▸ Extracted data entries:
....................
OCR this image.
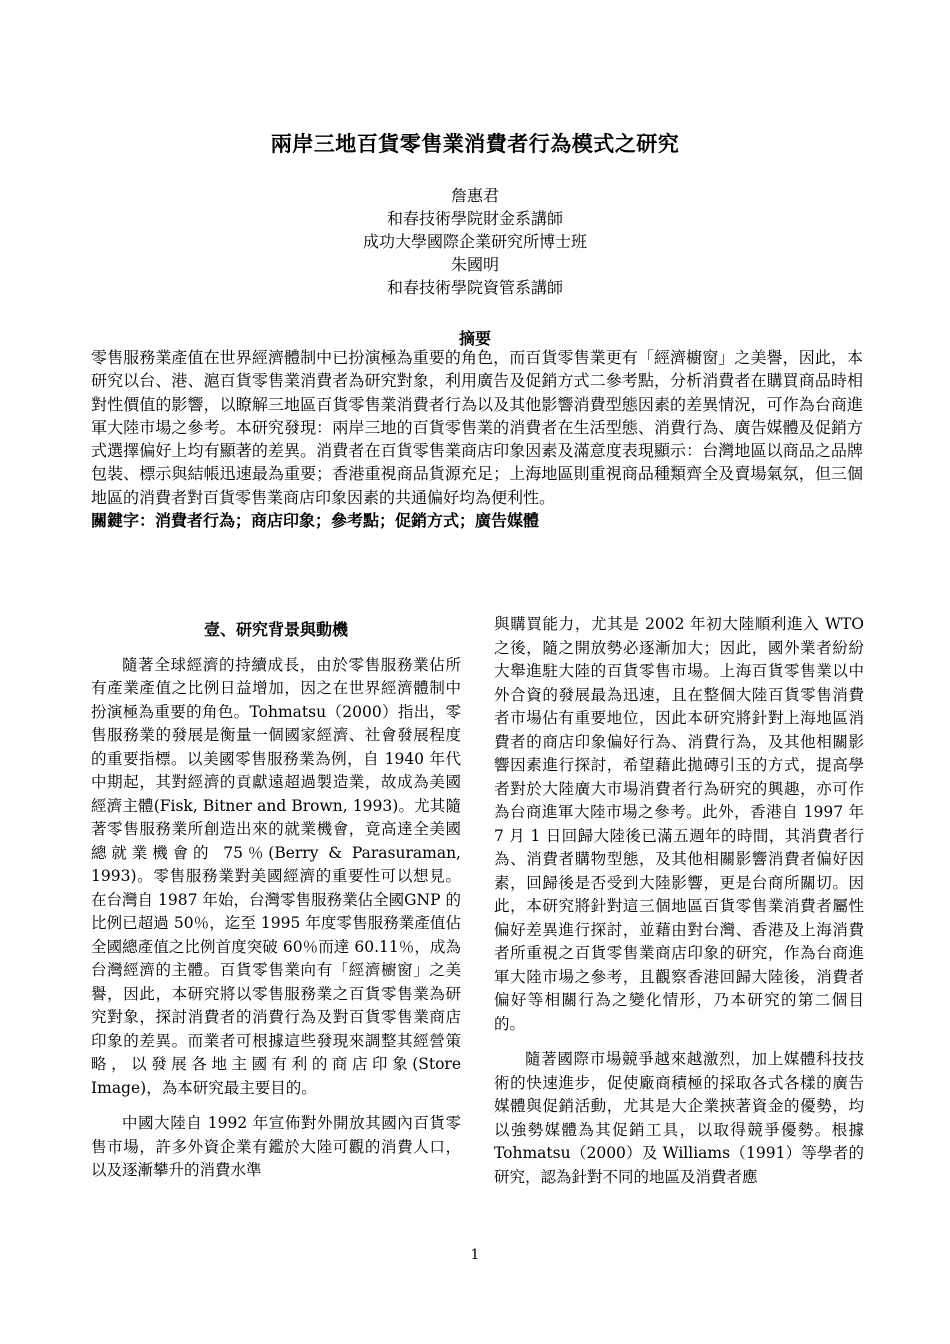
兩岸三地百貨零售業消費者行為模式之研究
詹惠君
和春技術學院財金系講師
成功大學國際企業研究所博士班
朱國明
和春技術學院資管系講師
摘要

零售服務業產值在世界經濟體制中已扮演極為重要的角色，而百貨零售業更有「經濟櫥窗」之美譽，因此，本研究以台、港、滬百貨零售業消費者為研究對象，利用廣告及促銷方式二參考點，分析消費者在購買商品時相對性價值的影響，以瞭解三地區百貨零售業消費者行為以及其他影響消費型態因素的差異情況，可作為台商進軍大陸市場之參考。本研究發現：兩岸三地的百貨零售業的消費者在生活型態、消費行為、廣告媒體及促銷方式選擇偏好上均有顯著的差異。消費者在百貨零售業商店印象因素及滿意度表現顯示：台灣地區以商品之品牌包裝、標示與結帳迅速最為重要；香港重視商品貨源充足；上海地區則重視商品種類齊全及賣場氣氛，但三個地區的消費者對百貨零售業商店印象因素的共通偏好均為便利性。

關鍵字：消費者行為；商店印象；參考點；促銷方式；廣告媒體

壹、研究背景與動機

隨著全球經濟的持續成長，由於零售服務業佔所有產業產值之比例日益增加，因之在世界經濟體制中扮演極為重要的角色。Tohmatsu（2000）指出，零售服務業的發展是衡量一個國家經濟、社會發展程度的重要指標。以美國零售服務業為例，自 1940 年代中期起，其對經濟的貢獻遠超過製造業，故成為美國經濟主體(Fisk, Bitner and Brown, 1993)。尤其隨著零售服務業所創造出來的就業機會，竟高達全美國總就業機會的 75％(Berry & Parasuraman, 1993)。零售服務業對美國經濟的重要性可以想見。在台灣自 1987 年始，台灣零售服務業佔全國GNP 的比例已超過 50％，迄至 1995 年度零售服務業產值佔全國總產值之比例首度突破 60％而達 60.11％，成為台灣經濟的主體。百貨零售業向有「經濟櫥窗」之美譽，因此，本研究將以零售服務業之百貨零售業為研究對象，探討消費者的消費行為及對百貨零售業商店印象的差異。而業者可根據這些發現來調整其經營策略，以發展各地主國有利的商店印象(Store Image)，為本研究最主要目的。

中國大陸自 1992 年宣佈對外開放其國內百貨零售市場，許多外資企業有鑑於大陸可觀的消費人口，以及逐漸攀升的消費水準

與購買能力，尤其是 2002 年初大陸順利進入 WTO 之後，隨之開放勢必逐漸加大；因此，國外業者紛紛大舉進駐大陸的百貨零售市場。上海百貨零售業以中外合資的發展最為迅速，且在整個大陸百貨零售消費者市場佔有重要地位，因此本研究將針對上海地區消費者的商店印象偏好行為、消費行為，及其他相關影響因素進行探討，希望藉此拋磚引玉的方式，提高學者對於大陸廣大市場消費者行為研究的興趣，亦可作為台商進軍大陸市場之參考。此外，香港自 1997 年 7 月 1 日回歸大陸後已滿五週年的時間，其消費者行為、消費者購物型態，及其他相關影響消費者偏好因素，回歸後是否受到大陸影響，更是台商所關切。因此，本研究將針對這三個地區百貨零售業消費者屬性偏好差異進行探討，並藉由對台灣、香港及上海消費者所重視之百貨零售業商店印象的研究，作為台商進軍大陸市場之參考，且觀察香港回歸大陸後，消費者偏好等相關行為之變化情形，乃本研究的第二個目的。

隨著國際市場競爭越來越激烈，加上媒體科技技術的快速進步，促使廠商積極的採取各式各樣的廣告媒體與促銷活動，尤其是大企業挾著資金的優勢，均以強勢媒體為其促銷工具，以取得競爭優勢。根據Tohmatsu（2000）及 Williams（1991）等學者的研究，認為針對不同的地區及消費者應

1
....................
▸ TASK TO CARRY OUT: Pick out each line that holds the string "經濟櫥窗".

▸ WRITTEN ANSWER:
零售服務業產值在世界經濟體制中已扮演極為重要的角色，而百貨零售業更有「經濟櫥窗」之美譽，因此，本研究以台、港、滬百貨零售業消費者為研究對象，利用廣告及促銷方式二參考點，分析消費者在購買商品時相對性價值的影響，以瞭解三地區百貨零售業消費者行為以及其他影響消費型態因素的差異情況，可作為台商進軍大陸市場之參考。本研究發現：兩岸三地的百貨零售業的消費者在生活型態、消費行為、廣告媒體及促銷方式選擇偏好上均有顯著的差異。消費者在百貨零售業商店印象因素及滿意度表現顯示：台灣地區以商品之品牌包裝、標示與結帳迅速最為重要；香港重視商品貨源充足；上海地區則重視商品種類齊全及賣場氣氛，但三個地區的消費者對百貨零售業商店印象因素的共通偏好均為便利性。
隨著全球經濟的持續成長，由於零售服務業佔所有產業產值之比例日益增加，因之在世界經濟體制中扮演極為重要的角色。Tohmatsu（2000）指出，零售服務業的發展是衡量一個國家經濟、社會發展程度的重要指標。以美國零售服務業為例，自 1940 年代中期起，其對經濟的貢獻遠超過製造業，故成為美國經濟主體(Fisk, Bitner and Brown, 1993)。尤其隨著零售服務業所創造出來的就業機會，竟高達全美國總就業機會的 75％(Berry & Parasuraman, 1993)。零售服務業對美國經濟的重要性可以想見。在台灣自 1987 年始，台灣零售服務業佔全國GNP 的比例已超過 50％，迄至 1995 年度零售服務業產值佔全國總產值之比例首度突破 60％而達 60.11％，成為台灣經濟的主體。百貨零售業向有「經濟櫥窗」之美譽，因此，本研究將以零售服務業之百貨零售業為研究對象，探討消費者的消費行為及對百貨零售業商店印象的差異。而業者可根據這些發現來調整其經營策略，以發展各地主國有利的商店印象(Store Image)，為本研究最主要目的。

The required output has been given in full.